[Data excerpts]

========================================

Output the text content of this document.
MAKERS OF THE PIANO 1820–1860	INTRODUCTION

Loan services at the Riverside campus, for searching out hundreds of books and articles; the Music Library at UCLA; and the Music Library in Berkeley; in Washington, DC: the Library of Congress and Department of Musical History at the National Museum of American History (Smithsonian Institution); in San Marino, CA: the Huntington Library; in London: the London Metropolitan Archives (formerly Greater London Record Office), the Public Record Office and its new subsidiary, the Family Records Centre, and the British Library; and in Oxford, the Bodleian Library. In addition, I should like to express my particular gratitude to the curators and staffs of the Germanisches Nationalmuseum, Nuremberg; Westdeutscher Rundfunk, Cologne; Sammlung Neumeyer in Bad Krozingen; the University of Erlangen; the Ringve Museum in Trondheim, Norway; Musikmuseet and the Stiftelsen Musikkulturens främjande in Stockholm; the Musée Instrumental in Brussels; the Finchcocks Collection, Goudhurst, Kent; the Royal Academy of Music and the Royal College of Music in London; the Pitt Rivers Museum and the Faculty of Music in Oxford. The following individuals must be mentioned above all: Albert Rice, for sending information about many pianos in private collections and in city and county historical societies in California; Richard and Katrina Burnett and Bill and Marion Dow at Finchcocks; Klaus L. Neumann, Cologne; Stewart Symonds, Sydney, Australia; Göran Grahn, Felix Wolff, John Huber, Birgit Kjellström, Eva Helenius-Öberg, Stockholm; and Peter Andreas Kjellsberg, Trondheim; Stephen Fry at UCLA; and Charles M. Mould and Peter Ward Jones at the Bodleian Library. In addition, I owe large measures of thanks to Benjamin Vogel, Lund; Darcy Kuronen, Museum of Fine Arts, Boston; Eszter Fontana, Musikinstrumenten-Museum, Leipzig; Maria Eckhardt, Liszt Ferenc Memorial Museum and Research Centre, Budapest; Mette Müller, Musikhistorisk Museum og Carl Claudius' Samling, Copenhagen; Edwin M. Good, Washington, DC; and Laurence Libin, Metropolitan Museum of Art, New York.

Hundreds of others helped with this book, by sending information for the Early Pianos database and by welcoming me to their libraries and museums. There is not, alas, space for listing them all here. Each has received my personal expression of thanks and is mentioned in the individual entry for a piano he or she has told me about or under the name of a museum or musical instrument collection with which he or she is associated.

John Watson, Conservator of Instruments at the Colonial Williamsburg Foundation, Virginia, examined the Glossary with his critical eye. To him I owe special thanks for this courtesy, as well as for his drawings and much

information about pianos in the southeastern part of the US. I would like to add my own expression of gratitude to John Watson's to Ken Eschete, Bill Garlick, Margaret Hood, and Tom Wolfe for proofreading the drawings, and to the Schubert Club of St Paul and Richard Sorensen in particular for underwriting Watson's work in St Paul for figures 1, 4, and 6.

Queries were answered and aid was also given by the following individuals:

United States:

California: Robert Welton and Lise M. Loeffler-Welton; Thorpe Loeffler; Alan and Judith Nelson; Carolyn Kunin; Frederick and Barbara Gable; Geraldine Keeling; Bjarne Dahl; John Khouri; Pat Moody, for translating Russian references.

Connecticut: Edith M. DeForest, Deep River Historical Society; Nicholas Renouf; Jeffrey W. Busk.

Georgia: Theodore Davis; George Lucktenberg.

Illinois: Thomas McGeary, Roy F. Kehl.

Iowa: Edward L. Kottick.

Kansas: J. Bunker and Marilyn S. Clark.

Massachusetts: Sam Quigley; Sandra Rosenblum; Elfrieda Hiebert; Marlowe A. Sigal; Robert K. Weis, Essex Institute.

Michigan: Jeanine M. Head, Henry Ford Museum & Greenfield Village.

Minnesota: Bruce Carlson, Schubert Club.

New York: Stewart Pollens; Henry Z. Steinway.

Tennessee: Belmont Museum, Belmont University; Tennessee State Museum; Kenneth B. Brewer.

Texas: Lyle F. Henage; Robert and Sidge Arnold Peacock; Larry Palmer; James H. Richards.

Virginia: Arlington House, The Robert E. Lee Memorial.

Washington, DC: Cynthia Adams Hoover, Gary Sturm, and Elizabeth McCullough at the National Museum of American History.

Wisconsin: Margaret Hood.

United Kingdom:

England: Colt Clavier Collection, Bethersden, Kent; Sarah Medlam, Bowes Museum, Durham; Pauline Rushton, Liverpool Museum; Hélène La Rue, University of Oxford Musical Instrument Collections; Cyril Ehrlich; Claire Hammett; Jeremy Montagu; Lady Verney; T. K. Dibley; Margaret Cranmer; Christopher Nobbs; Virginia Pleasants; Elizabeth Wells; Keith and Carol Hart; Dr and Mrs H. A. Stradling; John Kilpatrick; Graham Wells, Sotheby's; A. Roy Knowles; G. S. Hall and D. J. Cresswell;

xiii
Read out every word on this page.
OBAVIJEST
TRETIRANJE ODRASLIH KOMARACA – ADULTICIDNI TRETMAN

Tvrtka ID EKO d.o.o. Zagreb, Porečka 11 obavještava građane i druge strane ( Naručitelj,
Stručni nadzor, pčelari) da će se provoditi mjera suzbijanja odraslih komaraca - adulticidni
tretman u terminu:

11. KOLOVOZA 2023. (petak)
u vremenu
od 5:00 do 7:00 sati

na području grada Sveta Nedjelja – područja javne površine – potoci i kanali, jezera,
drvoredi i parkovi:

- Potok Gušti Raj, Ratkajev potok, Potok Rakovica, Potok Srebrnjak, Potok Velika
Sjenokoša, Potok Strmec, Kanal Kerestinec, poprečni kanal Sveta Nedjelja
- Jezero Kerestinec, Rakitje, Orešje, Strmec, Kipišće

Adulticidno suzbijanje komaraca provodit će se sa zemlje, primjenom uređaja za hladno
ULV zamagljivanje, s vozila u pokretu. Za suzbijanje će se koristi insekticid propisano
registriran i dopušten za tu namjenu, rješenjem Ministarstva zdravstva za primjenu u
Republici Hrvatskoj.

========================================

Task description -
State the number of lines in the records that contain the string "Margaret", and nothing more.

Exercise output -
3